> [Excerpted data]
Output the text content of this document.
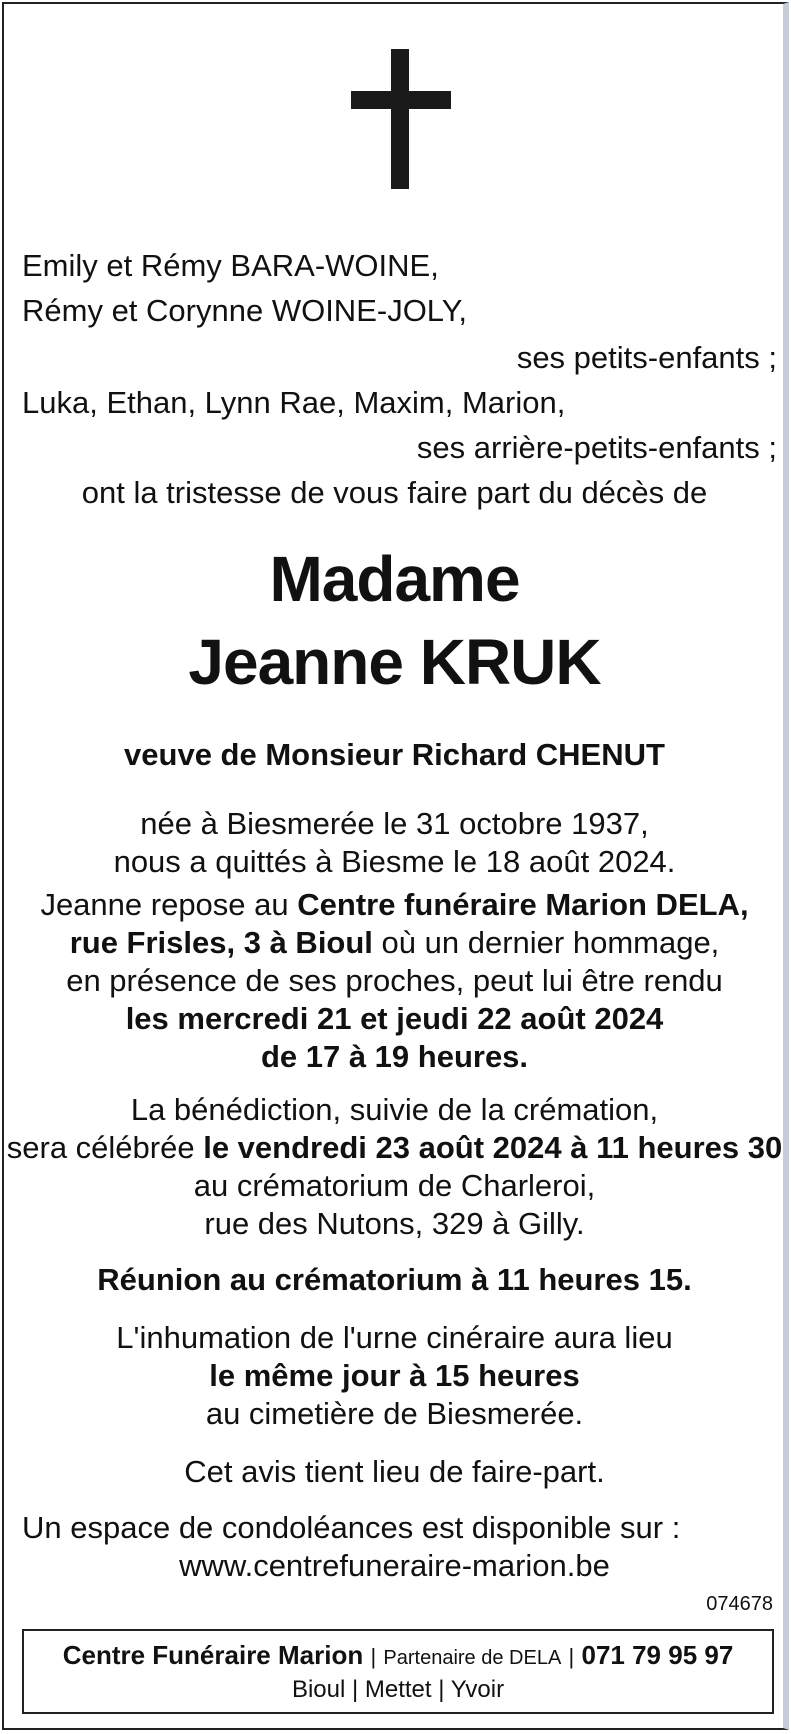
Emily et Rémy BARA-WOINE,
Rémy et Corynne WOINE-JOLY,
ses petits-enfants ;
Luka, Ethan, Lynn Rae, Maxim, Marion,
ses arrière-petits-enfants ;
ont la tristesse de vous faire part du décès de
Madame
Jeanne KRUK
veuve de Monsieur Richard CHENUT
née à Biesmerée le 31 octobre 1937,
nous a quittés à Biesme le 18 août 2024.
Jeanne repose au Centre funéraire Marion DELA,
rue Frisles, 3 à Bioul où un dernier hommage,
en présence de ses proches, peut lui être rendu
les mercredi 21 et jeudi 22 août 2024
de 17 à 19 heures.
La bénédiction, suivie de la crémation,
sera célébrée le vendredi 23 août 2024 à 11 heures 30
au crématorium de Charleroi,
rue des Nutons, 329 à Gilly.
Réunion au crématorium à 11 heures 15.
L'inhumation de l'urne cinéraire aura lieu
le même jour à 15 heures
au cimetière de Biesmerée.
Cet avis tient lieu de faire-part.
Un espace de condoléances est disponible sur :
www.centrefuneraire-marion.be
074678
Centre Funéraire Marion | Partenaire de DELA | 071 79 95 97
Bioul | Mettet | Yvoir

> [Problem to work on] From the entries above, list each line with "lieu" in it.

> [Exercise solution]
L'inhumation de l'urne cinéraire aura lieu
Cet avis tient lieu de faire-part.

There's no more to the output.